### Exercise task:
Restate the whole of the material. Keep every word, and drop the pictures.

======== The data

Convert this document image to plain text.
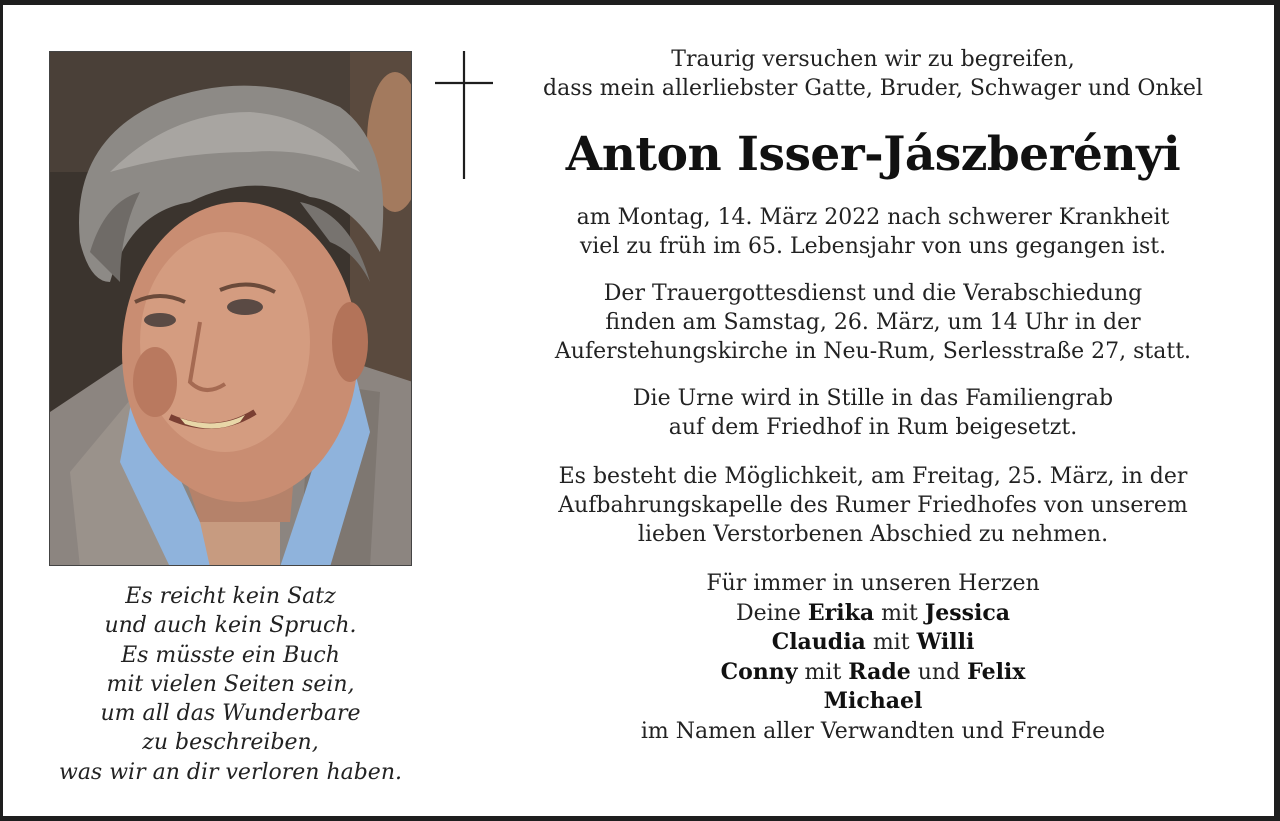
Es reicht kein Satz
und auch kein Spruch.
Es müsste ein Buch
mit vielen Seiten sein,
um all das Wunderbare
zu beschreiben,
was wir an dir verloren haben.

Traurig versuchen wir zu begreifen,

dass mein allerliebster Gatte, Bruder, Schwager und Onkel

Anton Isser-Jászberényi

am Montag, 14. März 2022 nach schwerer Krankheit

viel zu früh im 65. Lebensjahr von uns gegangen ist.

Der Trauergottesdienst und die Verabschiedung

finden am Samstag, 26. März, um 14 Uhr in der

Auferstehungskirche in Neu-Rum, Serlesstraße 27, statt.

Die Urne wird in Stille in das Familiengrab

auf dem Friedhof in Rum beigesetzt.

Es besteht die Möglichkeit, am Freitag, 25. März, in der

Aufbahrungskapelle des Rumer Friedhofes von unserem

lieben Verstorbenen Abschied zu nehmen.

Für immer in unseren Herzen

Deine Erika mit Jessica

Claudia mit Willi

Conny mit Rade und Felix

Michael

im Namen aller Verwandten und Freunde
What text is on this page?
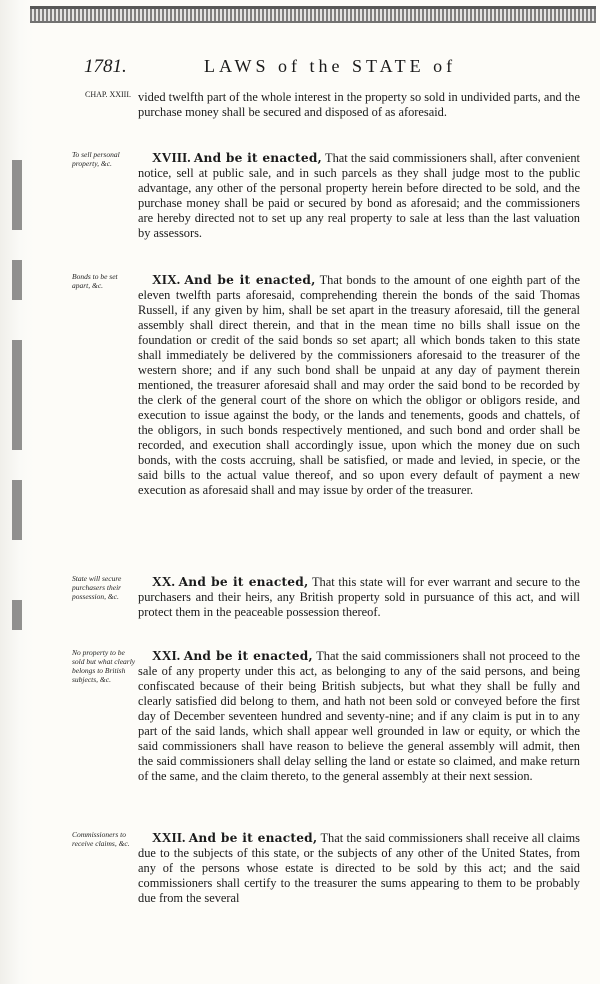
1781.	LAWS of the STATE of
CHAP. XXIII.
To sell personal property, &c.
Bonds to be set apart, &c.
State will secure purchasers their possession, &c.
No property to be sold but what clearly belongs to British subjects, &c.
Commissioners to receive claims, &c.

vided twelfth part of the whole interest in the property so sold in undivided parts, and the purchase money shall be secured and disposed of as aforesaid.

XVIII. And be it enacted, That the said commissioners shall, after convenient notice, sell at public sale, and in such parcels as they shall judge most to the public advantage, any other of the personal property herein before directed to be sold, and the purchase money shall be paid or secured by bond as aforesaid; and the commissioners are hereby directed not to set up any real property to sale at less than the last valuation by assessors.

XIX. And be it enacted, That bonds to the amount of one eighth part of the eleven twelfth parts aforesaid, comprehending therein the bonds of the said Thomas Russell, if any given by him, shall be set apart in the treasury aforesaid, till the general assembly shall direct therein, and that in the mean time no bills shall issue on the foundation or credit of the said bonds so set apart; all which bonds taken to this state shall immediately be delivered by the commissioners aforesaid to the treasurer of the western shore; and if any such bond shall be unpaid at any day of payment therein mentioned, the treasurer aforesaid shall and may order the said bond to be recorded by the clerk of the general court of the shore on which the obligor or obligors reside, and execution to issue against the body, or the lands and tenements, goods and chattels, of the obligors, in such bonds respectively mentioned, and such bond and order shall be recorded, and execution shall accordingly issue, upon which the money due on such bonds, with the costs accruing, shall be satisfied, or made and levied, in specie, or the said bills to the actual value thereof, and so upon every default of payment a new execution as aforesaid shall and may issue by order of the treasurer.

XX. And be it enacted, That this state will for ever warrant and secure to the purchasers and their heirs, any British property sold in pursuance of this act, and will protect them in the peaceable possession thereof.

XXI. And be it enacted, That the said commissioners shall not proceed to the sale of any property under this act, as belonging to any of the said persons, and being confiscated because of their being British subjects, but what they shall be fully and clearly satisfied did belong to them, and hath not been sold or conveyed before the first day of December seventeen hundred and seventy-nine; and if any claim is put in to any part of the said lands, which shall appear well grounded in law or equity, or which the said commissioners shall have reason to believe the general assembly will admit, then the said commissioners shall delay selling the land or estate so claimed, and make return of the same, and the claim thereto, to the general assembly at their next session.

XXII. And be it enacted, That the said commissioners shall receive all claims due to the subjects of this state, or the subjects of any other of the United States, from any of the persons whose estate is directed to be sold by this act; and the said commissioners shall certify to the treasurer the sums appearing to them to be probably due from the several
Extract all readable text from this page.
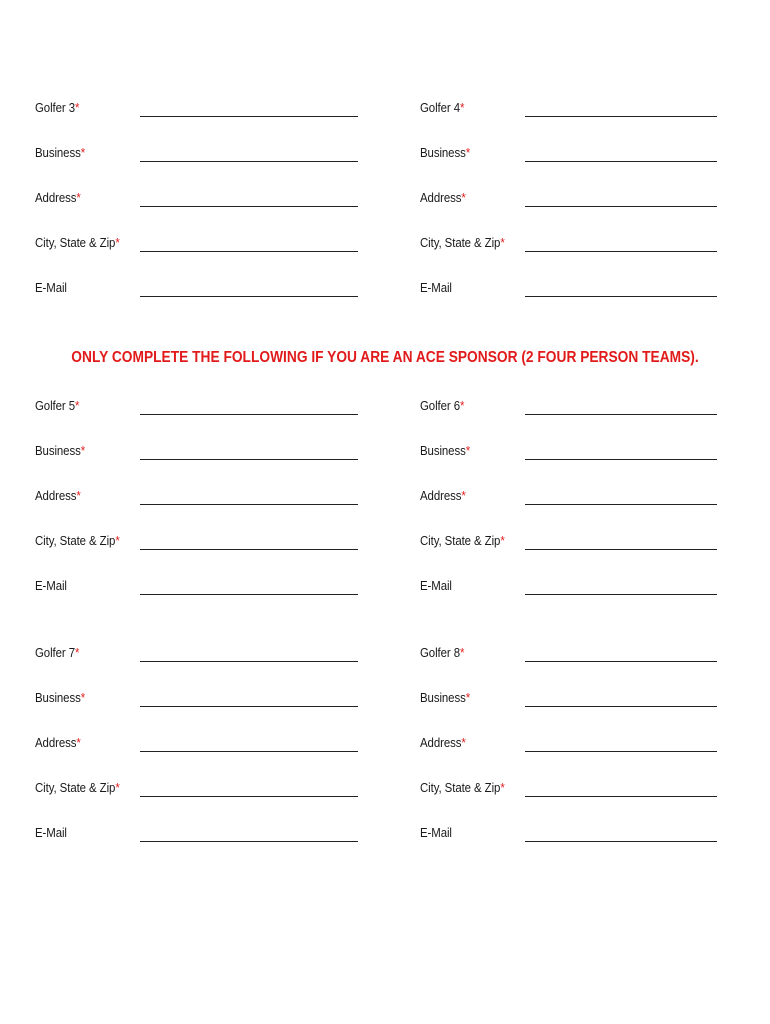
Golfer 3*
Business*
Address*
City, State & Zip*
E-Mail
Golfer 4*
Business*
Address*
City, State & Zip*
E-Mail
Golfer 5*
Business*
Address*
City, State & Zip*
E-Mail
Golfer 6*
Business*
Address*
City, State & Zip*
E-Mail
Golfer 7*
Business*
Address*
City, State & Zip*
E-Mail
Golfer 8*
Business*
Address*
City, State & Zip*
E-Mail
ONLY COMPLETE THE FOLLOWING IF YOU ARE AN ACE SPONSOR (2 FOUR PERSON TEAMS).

================

### The answer:
Convert this document image to plain text.
Es reicht kein Satz
und auch kein Spruch.
Es müsste ein Buch
mit vielen Seiten sein,
um all das Wunderbare
zu beschreiben,
was wir an dir verloren haben.

Traurig versuchen wir zu begreifen,

dass mein allerliebster Gatte, Bruder, Schwager und Onkel

Anton Isser-Jászberényi

am Montag, 14. März 2022 nach schwerer Krankheit

viel zu früh im 65. Lebensjahr von uns gegangen ist.

Der Trauergottesdienst und die Verabschiedung

finden am Samstag, 26. März, um 14 Uhr in der

Auferstehungskirche in Neu-Rum, Serlesstraße 27, statt.

Die Urne wird in Stille in das Familiengrab

auf dem Friedhof in Rum beigesetzt.

Es besteht die Möglichkeit, am Freitag, 25. März, in der

Aufbahrungskapelle des Rumer Friedhofes von unserem

lieben Verstorbenen Abschied zu nehmen.

Für immer in unseren Herzen

Deine Erika mit Jessica

Claudia mit Willi

Conny mit Rade und Felix

Michael

im Namen aller Verwandten und Freunde
What text is on this page?
1781.	LAWS of the STATE of
CHAP. XXIII.
To sell personal property, &c.
Bonds to be set apart, &c.
State will secure purchasers their possession, &c.
No property to be sold but what clearly belongs to British subjects, &c.
Commissioners to receive claims, &c.

vided twelfth part of the whole interest in the property so sold in undivided parts, and the purchase money shall be secured and disposed of as aforesaid.

XVIII. And be it enacted, That the said commissioners shall, after convenient notice, sell at public sale, and in such parcels as they shall judge most to the public advantage, any other of the personal property herein before directed to be sold, and the purchase money shall be paid or secured by bond as aforesaid; and the commissioners are hereby directed not to set up any real property to sale at less than the last valuation by assessors.

XIX. And be it enacted, That bonds to the amount of one eighth part of the eleven twelfth parts aforesaid, comprehending therein the bonds of the said Thomas Russell, if any given by him, shall be set apart in the treasury aforesaid, till the general assembly shall direct therein, and that in the mean time no bills shall issue on the foundation or credit of the said bonds so set apart; all which bonds taken to this state shall immediately be delivered by the commissioners aforesaid to the treasurer of the western shore; and if any such bond shall be unpaid at any day of payment therein mentioned, the treasurer aforesaid shall and may order the said bond to be recorded by the clerk of the general court of the shore on which the obligor or obligors reside, and execution to issue against the body, or the lands and tenements, goods and chattels, of the obligors, in such bonds respectively mentioned, and such bond and order shall be recorded, and execution shall accordingly issue, upon which the money due on such bonds, with the costs accruing, shall be satisfied, or made and levied, in specie, or the said bills to the actual value thereof, and so upon every default of payment a new execution as aforesaid shall and may issue by order of the treasurer.

XX. And be it enacted, That this state will for ever warrant and secure to the purchasers and their heirs, any British property sold in pursuance of this act, and will protect them in the peaceable possession thereof.

XXI. And be it enacted, That the said commissioners shall not proceed to the sale of any property under this act, as belonging to any of the said persons, and being confiscated because of their being British subjects, but what they shall be fully and clearly satisfied did belong to them, and hath not been sold or conveyed before the first day of December seventeen hundred and seventy-nine; and if any claim is put in to any part of the said lands, which shall appear well grounded in law or equity, or which the said commissioners shall have reason to believe the general assembly will admit, then the said commissioners shall delay selling the land or estate so claimed, and make return of the same, and the claim thereto, to the general assembly at their next session.

XXII. And be it enacted, That the said commissioners shall receive all claims due to the subjects of this state, or the subjects of any other of the United States, from any of the persons whose estate is directed to be sold by this act; and the said commissioners shall certify to the treasurer the sums appearing to them to be probably due from the several
Extract all readable text from this page.
Golfer 3*
Business*
Address*
City, State & Zip*
E-Mail
Golfer 4*
Business*
Address*
City, State & Zip*
E-Mail
Golfer 5*
Business*
Address*
City, State & Zip*
E-Mail
Golfer 6*
Business*
Address*
City, State & Zip*
E-Mail
Golfer 7*
Business*
Address*
City, State & Zip*
E-Mail
Golfer 8*
Business*
Address*
City, State & Zip*
E-Mail
ONLY COMPLETE THE FOLLOWING IF YOU ARE AN ACE SPONSOR (2 FOUR PERSON TEAMS).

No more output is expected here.